● REQUEST:
Give the material once more, word for word, without any images.
[start of PROVIDED RECORDS]
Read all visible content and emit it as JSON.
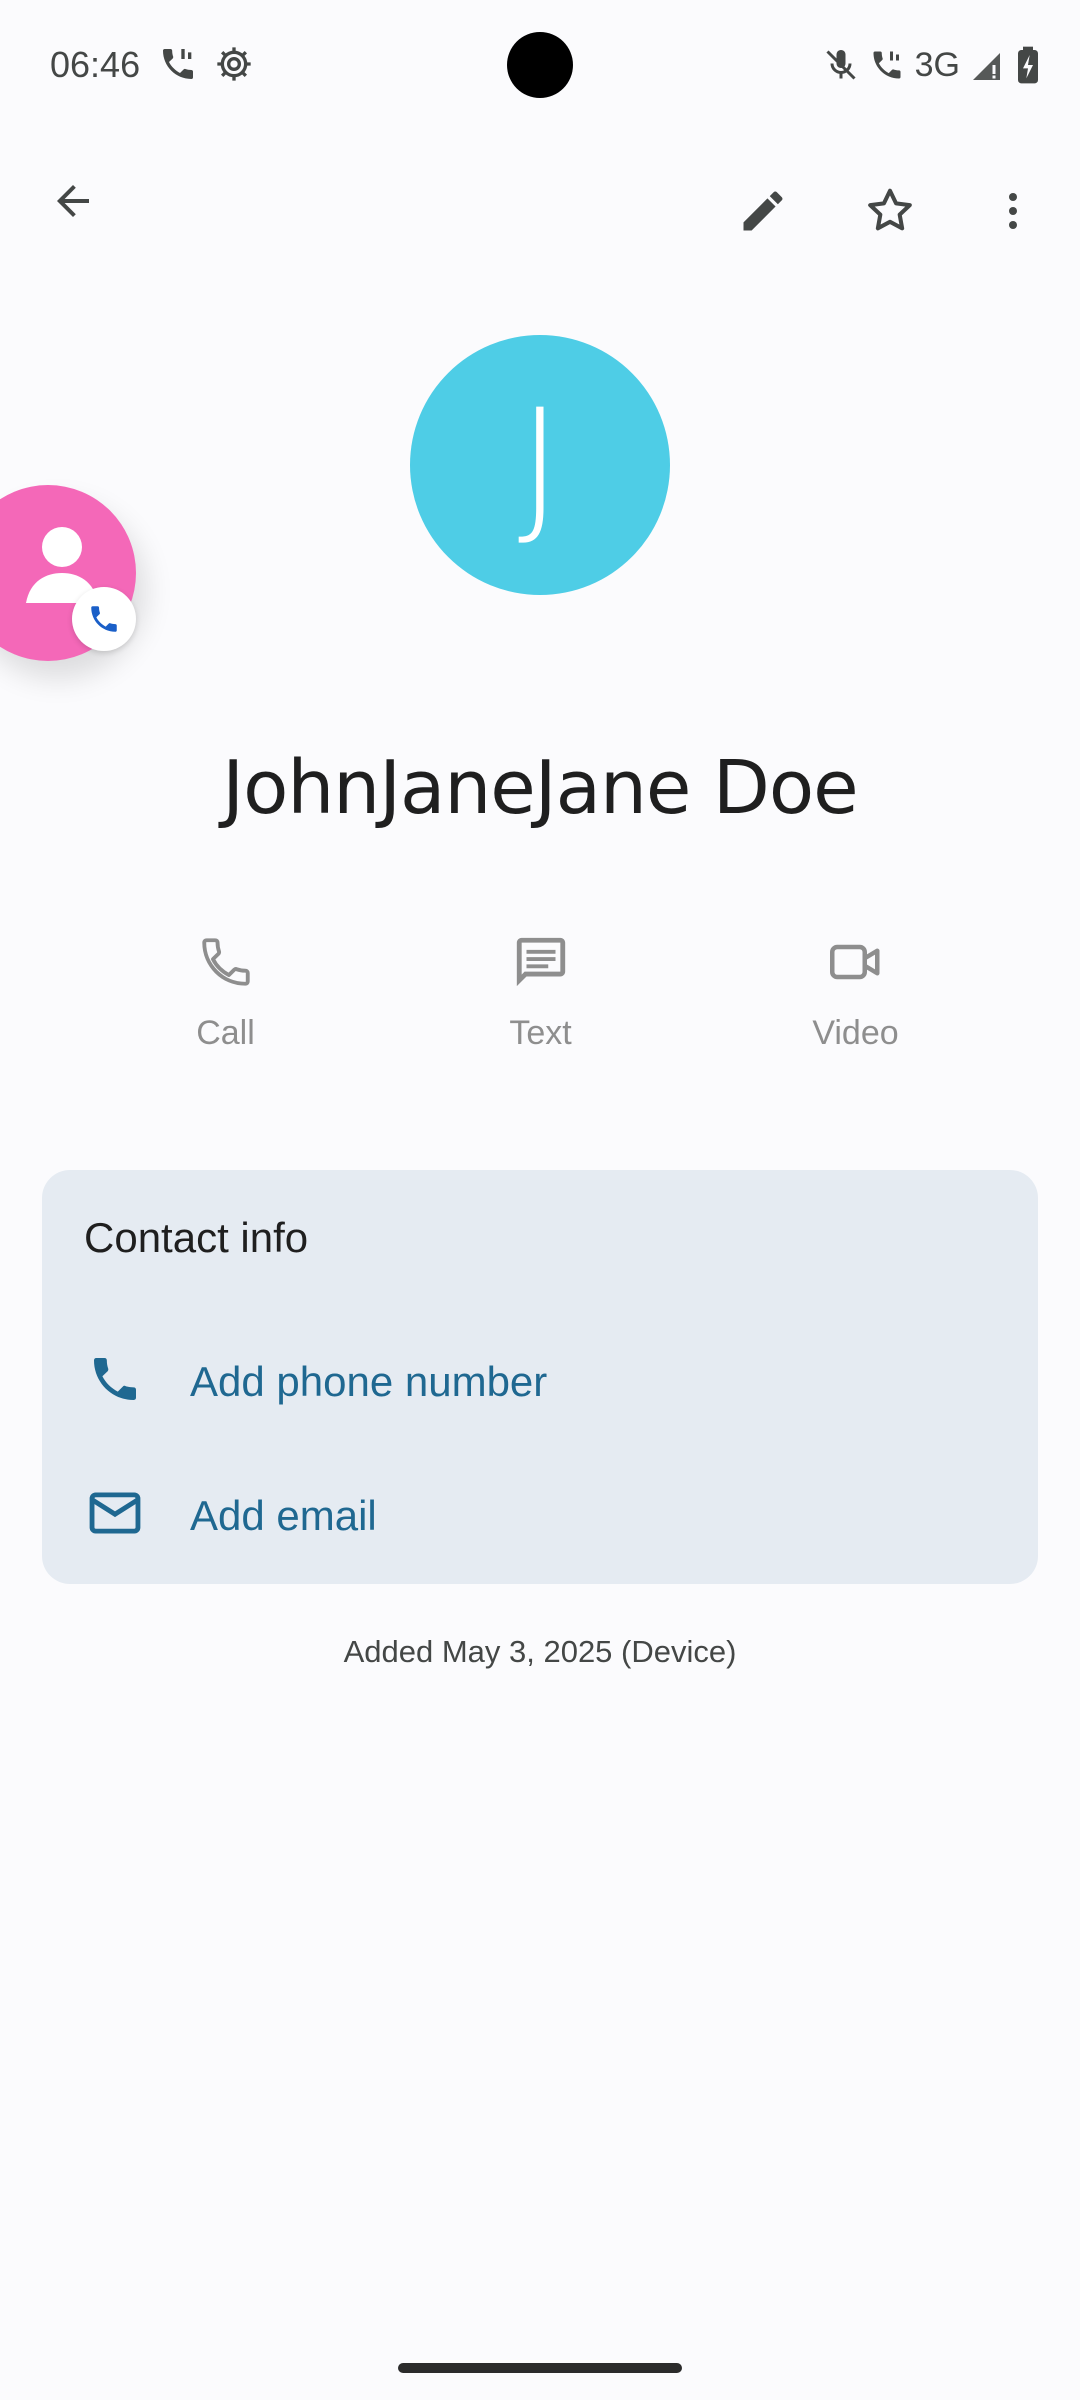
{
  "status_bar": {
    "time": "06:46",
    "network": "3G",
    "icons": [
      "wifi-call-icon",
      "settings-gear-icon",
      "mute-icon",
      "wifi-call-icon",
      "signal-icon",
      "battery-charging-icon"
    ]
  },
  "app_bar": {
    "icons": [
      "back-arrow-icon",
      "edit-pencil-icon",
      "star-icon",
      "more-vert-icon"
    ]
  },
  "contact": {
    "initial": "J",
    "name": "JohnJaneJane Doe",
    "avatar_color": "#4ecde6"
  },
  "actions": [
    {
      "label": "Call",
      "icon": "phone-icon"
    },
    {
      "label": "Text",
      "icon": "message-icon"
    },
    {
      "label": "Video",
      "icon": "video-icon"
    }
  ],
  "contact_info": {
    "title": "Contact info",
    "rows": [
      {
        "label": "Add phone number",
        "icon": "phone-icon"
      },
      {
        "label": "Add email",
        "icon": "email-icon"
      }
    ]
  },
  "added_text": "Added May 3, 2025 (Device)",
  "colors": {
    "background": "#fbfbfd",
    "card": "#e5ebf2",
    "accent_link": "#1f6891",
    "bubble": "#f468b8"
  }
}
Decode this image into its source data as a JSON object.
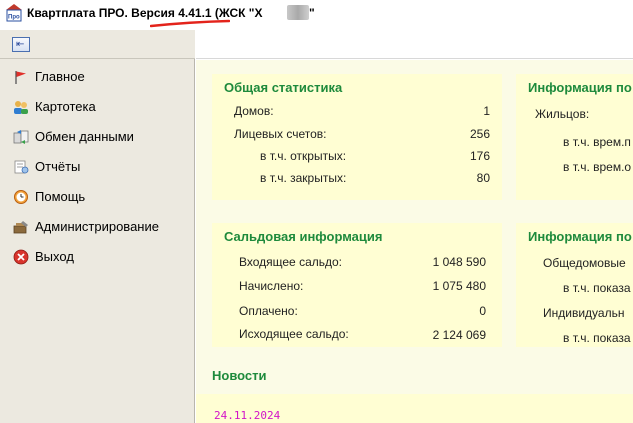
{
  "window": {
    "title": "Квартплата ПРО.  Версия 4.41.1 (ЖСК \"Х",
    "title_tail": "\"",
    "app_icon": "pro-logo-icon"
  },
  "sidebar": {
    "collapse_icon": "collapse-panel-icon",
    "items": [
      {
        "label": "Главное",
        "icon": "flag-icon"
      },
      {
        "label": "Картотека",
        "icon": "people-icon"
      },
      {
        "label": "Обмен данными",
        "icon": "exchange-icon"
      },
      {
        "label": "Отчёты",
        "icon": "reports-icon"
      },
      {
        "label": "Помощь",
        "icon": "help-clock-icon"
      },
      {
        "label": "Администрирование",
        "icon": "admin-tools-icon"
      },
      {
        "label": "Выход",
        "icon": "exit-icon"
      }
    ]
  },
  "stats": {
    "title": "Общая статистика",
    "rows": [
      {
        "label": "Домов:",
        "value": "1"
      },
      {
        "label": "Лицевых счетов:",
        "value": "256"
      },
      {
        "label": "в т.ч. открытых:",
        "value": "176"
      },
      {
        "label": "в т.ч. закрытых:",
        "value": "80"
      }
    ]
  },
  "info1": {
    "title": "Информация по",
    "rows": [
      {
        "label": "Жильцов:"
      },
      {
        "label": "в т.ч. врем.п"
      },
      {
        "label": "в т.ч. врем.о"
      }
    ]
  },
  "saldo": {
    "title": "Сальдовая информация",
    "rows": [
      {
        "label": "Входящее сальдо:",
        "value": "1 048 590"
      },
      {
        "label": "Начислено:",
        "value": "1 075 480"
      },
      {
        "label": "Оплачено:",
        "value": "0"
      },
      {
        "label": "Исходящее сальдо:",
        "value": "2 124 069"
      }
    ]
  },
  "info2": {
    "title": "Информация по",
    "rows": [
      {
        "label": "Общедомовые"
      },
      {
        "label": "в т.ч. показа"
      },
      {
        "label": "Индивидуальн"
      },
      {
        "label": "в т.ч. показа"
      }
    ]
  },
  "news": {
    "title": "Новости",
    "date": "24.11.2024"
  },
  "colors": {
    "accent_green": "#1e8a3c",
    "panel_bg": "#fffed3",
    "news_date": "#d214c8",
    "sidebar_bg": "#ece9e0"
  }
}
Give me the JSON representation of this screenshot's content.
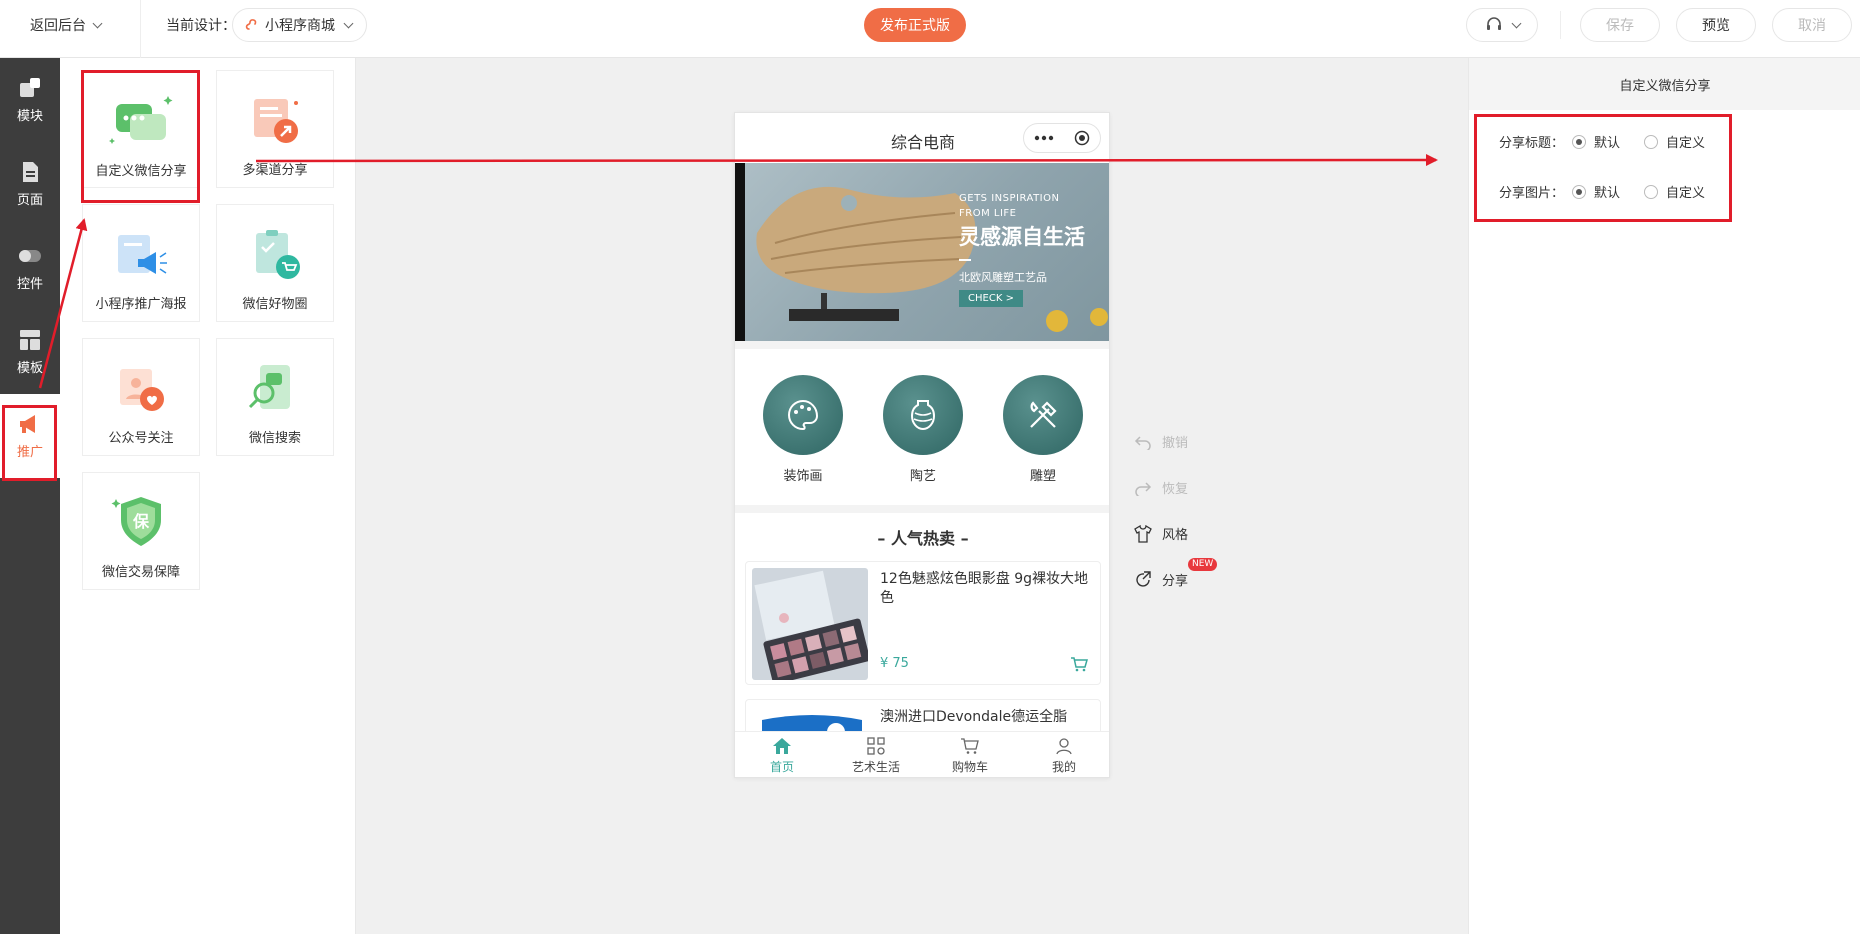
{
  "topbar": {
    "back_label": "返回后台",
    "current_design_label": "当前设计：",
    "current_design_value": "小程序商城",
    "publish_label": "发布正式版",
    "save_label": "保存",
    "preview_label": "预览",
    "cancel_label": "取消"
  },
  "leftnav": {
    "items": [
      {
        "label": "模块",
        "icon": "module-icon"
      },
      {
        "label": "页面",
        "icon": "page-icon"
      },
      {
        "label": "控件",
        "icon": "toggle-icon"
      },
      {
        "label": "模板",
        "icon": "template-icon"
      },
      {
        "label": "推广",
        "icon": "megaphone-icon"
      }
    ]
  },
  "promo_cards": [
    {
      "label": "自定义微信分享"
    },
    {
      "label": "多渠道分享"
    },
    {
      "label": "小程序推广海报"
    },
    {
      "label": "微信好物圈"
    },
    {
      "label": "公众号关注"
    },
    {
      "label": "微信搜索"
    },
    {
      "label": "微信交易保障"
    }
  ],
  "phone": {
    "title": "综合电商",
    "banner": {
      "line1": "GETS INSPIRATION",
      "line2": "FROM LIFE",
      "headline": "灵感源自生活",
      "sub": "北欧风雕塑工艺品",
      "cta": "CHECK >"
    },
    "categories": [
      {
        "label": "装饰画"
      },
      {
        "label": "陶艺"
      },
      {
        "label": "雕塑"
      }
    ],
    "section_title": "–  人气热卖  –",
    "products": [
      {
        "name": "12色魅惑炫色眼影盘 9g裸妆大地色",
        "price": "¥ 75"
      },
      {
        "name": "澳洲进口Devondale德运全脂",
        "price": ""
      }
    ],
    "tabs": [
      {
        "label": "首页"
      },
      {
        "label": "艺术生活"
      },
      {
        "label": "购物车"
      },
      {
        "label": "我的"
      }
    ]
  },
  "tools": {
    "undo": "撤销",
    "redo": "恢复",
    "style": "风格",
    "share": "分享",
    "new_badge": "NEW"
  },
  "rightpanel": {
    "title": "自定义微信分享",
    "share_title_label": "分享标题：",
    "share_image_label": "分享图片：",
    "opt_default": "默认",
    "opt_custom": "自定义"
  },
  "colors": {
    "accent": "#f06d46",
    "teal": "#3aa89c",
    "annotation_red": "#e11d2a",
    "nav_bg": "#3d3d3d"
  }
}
[end of PROVIDED RECORDS]
● ANSWER BELOW:
Read all visible content and emit it as JSON.
{
  "status_bar": {
    "time": "06:46",
    "network": "3G",
    "icons": [
      "wifi-call-icon",
      "settings-gear-icon",
      "mute-icon",
      "wifi-call-icon",
      "signal-icon",
      "battery-charging-icon"
    ]
  },
  "app_bar": {
    "icons": [
      "back-arrow-icon",
      "edit-pencil-icon",
      "star-icon",
      "more-vert-icon"
    ]
  },
  "contact": {
    "initial": "J",
    "name": "JohnJaneJane Doe",
    "avatar_color": "#4ecde6"
  },
  "actions": [
    {
      "label": "Call",
      "icon": "phone-icon"
    },
    {
      "label": "Text",
      "icon": "message-icon"
    },
    {
      "label": "Video",
      "icon": "video-icon"
    }
  ],
  "contact_info": {
    "title": "Contact info",
    "rows": [
      {
        "label": "Add phone number",
        "icon": "phone-icon"
      },
      {
        "label": "Add email",
        "icon": "email-icon"
      }
    ]
  },
  "added_text": "Added May 3, 2025 (Device)",
  "colors": {
    "background": "#fbfbfd",
    "card": "#e5ebf2",
    "accent_link": "#1f6891",
    "bubble": "#f468b8"
  }
}
Decode this image into its source data as a JSON object.
{
  "window": {
    "title": "Квартплата ПРО.  Версия 4.41.1 (ЖСК \"Х",
    "title_tail": "\"",
    "app_icon": "pro-logo-icon"
  },
  "sidebar": {
    "collapse_icon": "collapse-panel-icon",
    "items": [
      {
        "label": "Главное",
        "icon": "flag-icon"
      },
      {
        "label": "Картотека",
        "icon": "people-icon"
      },
      {
        "label": "Обмен данными",
        "icon": "exchange-icon"
      },
      {
        "label": "Отчёты",
        "icon": "reports-icon"
      },
      {
        "label": "Помощь",
        "icon": "help-clock-icon"
      },
      {
        "label": "Администрирование",
        "icon": "admin-tools-icon"
      },
      {
        "label": "Выход",
        "icon": "exit-icon"
      }
    ]
  },
  "stats": {
    "title": "Общая статистика",
    "rows": [
      {
        "label": "Домов:",
        "value": "1"
      },
      {
        "label": "Лицевых счетов:",
        "value": "256"
      },
      {
        "label": "в т.ч. открытых:",
        "value": "176"
      },
      {
        "label": "в т.ч. закрытых:",
        "value": "80"
      }
    ]
  },
  "info1": {
    "title": "Информация по",
    "rows": [
      {
        "label": "Жильцов:"
      },
      {
        "label": "в т.ч. врем.п"
      },
      {
        "label": "в т.ч. врем.о"
      }
    ]
  },
  "saldo": {
    "title": "Сальдовая информация",
    "rows": [
      {
        "label": "Входящее сальдо:",
        "value": "1 048 590"
      },
      {
        "label": "Начислено:",
        "value": "1 075 480"
      },
      {
        "label": "Оплачено:",
        "value": "0"
      },
      {
        "label": "Исходящее сальдо:",
        "value": "2 124 069"
      }
    ]
  },
  "info2": {
    "title": "Информация по",
    "rows": [
      {
        "label": "Общедомовые"
      },
      {
        "label": "в т.ч. показа"
      },
      {
        "label": "Индивидуальн"
      },
      {
        "label": "в т.ч. показа"
      }
    ]
  },
  "news": {
    "title": "Новости",
    "date": "24.11.2024"
  },
  "colors": {
    "accent_green": "#1e8a3c",
    "panel_bg": "#fffed3",
    "news_date": "#d214c8",
    "sidebar_bg": "#ece9e0"
  }
}
Give me the JSON representation of this screenshot's content.
{
  "topbar": {
    "back_label": "返回后台",
    "current_design_label": "当前设计：",
    "current_design_value": "小程序商城",
    "publish_label": "发布正式版",
    "save_label": "保存",
    "preview_label": "预览",
    "cancel_label": "取消"
  },
  "leftnav": {
    "items": [
      {
        "label": "模块",
        "icon": "module-icon"
      },
      {
        "label": "页面",
        "icon": "page-icon"
      },
      {
        "label": "控件",
        "icon": "toggle-icon"
      },
      {
        "label": "模板",
        "icon": "template-icon"
      },
      {
        "label": "推广",
        "icon": "megaphone-icon"
      }
    ]
  },
  "promo_cards": [
    {
      "label": "自定义微信分享"
    },
    {
      "label": "多渠道分享"
    },
    {
      "label": "小程序推广海报"
    },
    {
      "label": "微信好物圈"
    },
    {
      "label": "公众号关注"
    },
    {
      "label": "微信搜索"
    },
    {
      "label": "微信交易保障"
    }
  ],
  "phone": {
    "title": "综合电商",
    "banner": {
      "line1": "GETS INSPIRATION",
      "line2": "FROM LIFE",
      "headline": "灵感源自生活",
      "sub": "北欧风雕塑工艺品",
      "cta": "CHECK >"
    },
    "categories": [
      {
        "label": "装饰画"
      },
      {
        "label": "陶艺"
      },
      {
        "label": "雕塑"
      }
    ],
    "section_title": "–  人气热卖  –",
    "products": [
      {
        "name": "12色魅惑炫色眼影盘 9g裸妆大地色",
        "price": "¥ 75"
      },
      {
        "name": "澳洲进口Devondale德运全脂",
        "price": ""
      }
    ],
    "tabs": [
      {
        "label": "首页"
      },
      {
        "label": "艺术生活"
      },
      {
        "label": "购物车"
      },
      {
        "label": "我的"
      }
    ]
  },
  "tools": {
    "undo": "撤销",
    "redo": "恢复",
    "style": "风格",
    "share": "分享",
    "new_badge": "NEW"
  },
  "rightpanel": {
    "title": "自定义微信分享",
    "share_title_label": "分享标题：",
    "share_image_label": "分享图片：",
    "opt_default": "默认",
    "opt_custom": "自定义"
  },
  "colors": {
    "accent": "#f06d46",
    "teal": "#3aa89c",
    "annotation_red": "#e11d2a",
    "nav_bg": "#3d3d3d"
  }
}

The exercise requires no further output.